## Instructions to follow
Lines containing the string "icon" are to be counted. Write only how many there are.

## A run of records
____
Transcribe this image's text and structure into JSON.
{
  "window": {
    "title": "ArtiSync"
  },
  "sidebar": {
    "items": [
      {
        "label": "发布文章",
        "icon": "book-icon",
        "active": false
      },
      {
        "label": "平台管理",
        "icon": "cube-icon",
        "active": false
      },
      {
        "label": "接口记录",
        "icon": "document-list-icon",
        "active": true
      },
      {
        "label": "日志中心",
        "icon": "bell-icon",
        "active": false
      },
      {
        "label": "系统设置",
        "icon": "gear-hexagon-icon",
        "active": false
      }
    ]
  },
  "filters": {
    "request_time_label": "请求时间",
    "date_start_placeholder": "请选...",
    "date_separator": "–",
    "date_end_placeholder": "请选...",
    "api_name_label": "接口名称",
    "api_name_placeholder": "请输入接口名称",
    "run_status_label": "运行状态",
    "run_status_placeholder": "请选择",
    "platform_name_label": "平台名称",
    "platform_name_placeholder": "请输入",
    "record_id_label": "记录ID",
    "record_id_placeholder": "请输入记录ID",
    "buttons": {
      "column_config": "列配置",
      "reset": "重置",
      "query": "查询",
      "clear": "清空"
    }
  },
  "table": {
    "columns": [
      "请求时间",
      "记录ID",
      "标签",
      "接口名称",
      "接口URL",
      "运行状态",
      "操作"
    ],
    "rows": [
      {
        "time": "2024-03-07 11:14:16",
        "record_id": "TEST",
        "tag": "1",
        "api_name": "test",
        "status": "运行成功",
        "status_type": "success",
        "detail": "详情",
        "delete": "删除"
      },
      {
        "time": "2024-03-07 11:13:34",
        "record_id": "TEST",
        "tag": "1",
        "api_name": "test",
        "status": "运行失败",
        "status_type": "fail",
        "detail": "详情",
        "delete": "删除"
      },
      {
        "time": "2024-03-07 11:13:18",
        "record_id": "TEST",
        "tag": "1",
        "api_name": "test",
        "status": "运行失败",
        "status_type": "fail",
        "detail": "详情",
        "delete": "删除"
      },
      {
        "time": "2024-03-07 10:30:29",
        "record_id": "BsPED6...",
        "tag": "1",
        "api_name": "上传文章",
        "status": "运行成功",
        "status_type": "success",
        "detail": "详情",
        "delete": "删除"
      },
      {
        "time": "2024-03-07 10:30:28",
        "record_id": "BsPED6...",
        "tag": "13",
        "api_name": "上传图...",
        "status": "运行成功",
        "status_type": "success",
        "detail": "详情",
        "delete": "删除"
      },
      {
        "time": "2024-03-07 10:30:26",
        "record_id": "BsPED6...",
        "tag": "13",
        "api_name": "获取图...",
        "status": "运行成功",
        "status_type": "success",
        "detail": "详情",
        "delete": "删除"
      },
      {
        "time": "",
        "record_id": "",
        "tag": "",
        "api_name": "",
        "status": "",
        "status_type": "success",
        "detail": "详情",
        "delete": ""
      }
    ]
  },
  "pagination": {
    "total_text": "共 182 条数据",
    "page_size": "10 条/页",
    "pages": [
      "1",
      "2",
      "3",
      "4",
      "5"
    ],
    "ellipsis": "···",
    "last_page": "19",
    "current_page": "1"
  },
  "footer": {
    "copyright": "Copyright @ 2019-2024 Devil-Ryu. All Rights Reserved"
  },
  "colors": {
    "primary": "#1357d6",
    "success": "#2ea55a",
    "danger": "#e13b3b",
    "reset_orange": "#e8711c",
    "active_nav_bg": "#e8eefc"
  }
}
____
## Written solution
5